[Data records]

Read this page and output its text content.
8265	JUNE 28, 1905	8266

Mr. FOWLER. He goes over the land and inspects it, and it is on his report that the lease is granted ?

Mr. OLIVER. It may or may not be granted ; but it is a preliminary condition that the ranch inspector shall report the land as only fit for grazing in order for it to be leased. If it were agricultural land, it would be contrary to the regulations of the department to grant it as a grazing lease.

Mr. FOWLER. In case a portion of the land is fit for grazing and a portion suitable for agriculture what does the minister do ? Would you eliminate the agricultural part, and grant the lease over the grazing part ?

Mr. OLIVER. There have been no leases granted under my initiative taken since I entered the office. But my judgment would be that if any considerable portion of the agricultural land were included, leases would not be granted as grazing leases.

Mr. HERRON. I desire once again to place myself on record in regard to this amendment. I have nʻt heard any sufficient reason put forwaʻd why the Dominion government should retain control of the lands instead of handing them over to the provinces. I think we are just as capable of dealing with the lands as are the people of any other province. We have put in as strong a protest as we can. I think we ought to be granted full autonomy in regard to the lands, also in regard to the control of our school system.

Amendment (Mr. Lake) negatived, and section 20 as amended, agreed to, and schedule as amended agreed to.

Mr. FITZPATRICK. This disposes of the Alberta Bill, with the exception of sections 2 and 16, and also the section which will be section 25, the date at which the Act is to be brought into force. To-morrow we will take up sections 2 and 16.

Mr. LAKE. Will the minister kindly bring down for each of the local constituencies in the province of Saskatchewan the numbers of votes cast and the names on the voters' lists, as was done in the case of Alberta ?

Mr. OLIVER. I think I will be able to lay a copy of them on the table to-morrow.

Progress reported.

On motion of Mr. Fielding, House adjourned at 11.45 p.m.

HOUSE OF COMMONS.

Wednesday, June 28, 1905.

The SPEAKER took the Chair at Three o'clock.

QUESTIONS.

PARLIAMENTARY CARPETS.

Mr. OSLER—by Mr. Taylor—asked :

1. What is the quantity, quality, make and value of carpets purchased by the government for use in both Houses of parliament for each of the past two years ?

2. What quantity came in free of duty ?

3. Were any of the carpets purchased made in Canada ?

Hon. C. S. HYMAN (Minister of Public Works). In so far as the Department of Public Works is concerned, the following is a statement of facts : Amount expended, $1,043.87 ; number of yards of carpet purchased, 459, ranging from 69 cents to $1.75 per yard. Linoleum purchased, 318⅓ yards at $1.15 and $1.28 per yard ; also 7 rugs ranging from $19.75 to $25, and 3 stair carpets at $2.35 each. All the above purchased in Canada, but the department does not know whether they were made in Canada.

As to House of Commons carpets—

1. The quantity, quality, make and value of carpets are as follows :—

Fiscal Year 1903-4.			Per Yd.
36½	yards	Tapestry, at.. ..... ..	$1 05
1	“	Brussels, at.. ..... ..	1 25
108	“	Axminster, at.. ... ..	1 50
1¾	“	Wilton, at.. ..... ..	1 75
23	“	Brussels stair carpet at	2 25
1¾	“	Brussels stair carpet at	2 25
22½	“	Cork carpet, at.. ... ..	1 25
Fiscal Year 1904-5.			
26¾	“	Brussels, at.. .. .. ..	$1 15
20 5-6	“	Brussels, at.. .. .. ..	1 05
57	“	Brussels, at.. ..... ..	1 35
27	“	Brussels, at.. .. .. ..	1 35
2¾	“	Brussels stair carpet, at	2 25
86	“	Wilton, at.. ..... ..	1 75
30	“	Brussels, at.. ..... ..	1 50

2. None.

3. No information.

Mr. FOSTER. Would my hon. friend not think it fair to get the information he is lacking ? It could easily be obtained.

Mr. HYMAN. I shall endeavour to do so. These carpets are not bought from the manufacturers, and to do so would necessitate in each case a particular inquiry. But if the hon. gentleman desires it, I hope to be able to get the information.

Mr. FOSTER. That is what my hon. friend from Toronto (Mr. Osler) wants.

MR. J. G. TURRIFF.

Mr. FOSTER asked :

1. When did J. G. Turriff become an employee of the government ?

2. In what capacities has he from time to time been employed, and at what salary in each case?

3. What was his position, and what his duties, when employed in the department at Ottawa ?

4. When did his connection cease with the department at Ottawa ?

_EXERCISE AIM_
Reproduce the complete data exactly as presented above.

_OUTPUT FOR THIS TASK_
Read this page and output its text content.
8265	JUNE 28, 1905	8266

Mr. FOWLER. He goes over the land and inspects it, and it is on his report that the lease is granted ?

Mr. OLIVER. It may or may not be granted ; but it is a preliminary condition that the ranch inspector shall report the land as only fit for grazing in order for it to be leased. If it were agricultural land, it would be contrary to the regulations of the department to grant it as a grazing lease.

Mr. FOWLER. In case a portion of the land is fit for grazing and a portion suitable for agriculture what does the minister do ? Would you eliminate the agricultural part, and grant the lease over the grazing part ?

Mr. OLIVER. There have been no leases granted under my initiative taken since I entered the office. But my judgment would be that if any considerable portion of the agricultural land were included, leases would not be granted as grazing leases.

Mr. HERRON. I desire once again to place myself on record in regard to this amendment. I have nʻt heard any sufficient reason put forwaʻd why the Dominion government should retain control of the lands instead of handing them over to the provinces. I think we are just as capable of dealing with the lands as are the people of any other province. We have put in as strong a protest as we can. I think we ought to be granted full autonomy in regard to the lands, also in regard to the control of our school system.

Amendment (Mr. Lake) negatived, and section 20 as amended, agreed to, and schedule as amended agreed to.

Mr. FITZPATRICK. This disposes of the Alberta Bill, with the exception of sections 2 and 16, and also the section which will be section 25, the date at which the Act is to be brought into force. To-morrow we will take up sections 2 and 16.

Mr. LAKE. Will the minister kindly bring down for each of the local constituencies in the province of Saskatchewan the numbers of votes cast and the names on the voters' lists, as was done in the case of Alberta ?

Mr. OLIVER. I think I will be able to lay a copy of them on the table to-morrow.

Progress reported.

On motion of Mr. Fielding, House adjourned at 11.45 p.m.

HOUSE OF COMMONS.

Wednesday, June 28, 1905.

The SPEAKER took the Chair at Three o'clock.

QUESTIONS.

PARLIAMENTARY CARPETS.

Mr. OSLER—by Mr. Taylor—asked :

1. What is the quantity, quality, make and value of carpets purchased by the government for use in both Houses of parliament for each of the past two years ?

2. What quantity came in free of duty ?

3. Were any of the carpets purchased made in Canada ?

Hon. C. S. HYMAN (Minister of Public Works). In so far as the Department of Public Works is concerned, the following is a statement of facts : Amount expended, $1,043.87 ; number of yards of carpet purchased, 459, ranging from 69 cents to $1.75 per yard. Linoleum purchased, 318⅓ yards at $1.15 and $1.28 per yard ; also 7 rugs ranging from $19.75 to $25, and 3 stair carpets at $2.35 each. All the above purchased in Canada, but the department does not know whether they were made in Canada.

As to House of Commons carpets—

1. The quantity, quality, make and value of carpets are as follows :—

Fiscal Year 1903-4.			Per Yd.
36½	yards	Tapestry, at.. ..... ..	$1 05
1	“	Brussels, at.. ..... ..	1 25
108	“	Axminster, at.. ... ..	1 50
1¾	“	Wilton, at.. ..... ..	1 75
23	“	Brussels stair carpet at	2 25
1¾	“	Brussels stair carpet at	2 25
22½	“	Cork carpet, at.. ... ..	1 25
Fiscal Year 1904-5.			
26¾	“	Brussels, at.. .. .. ..	$1 15
20 5-6	“	Brussels, at.. .. .. ..	1 05
57	“	Brussels, at.. ..... ..	1 35
27	“	Brussels, at.. .. .. ..	1 35
2¾	“	Brussels stair carpet, at	2 25
86	“	Wilton, at.. ..... ..	1 75
30	“	Brussels, at.. ..... ..	1 50

2. None.

3. No information.

Mr. FOSTER. Would my hon. friend not think it fair to get the information he is lacking ? It could easily be obtained.

Mr. HYMAN. I shall endeavour to do so. These carpets are not bought from the manufacturers, and to do so would necessitate in each case a particular inquiry. But if the hon. gentleman desires it, I hope to be able to get the information.

Mr. FOSTER. That is what my hon. friend from Toronto (Mr. Osler) wants.

MR. J. G. TURRIFF.

Mr. FOSTER asked :

1. When did J. G. Turriff become an employee of the government ?

2. In what capacities has he from time to time been employed, and at what salary in each case?

3. What was his position, and what his duties, when employed in the department at Ottawa ?

4. When did his connection cease with the department at Ottawa ?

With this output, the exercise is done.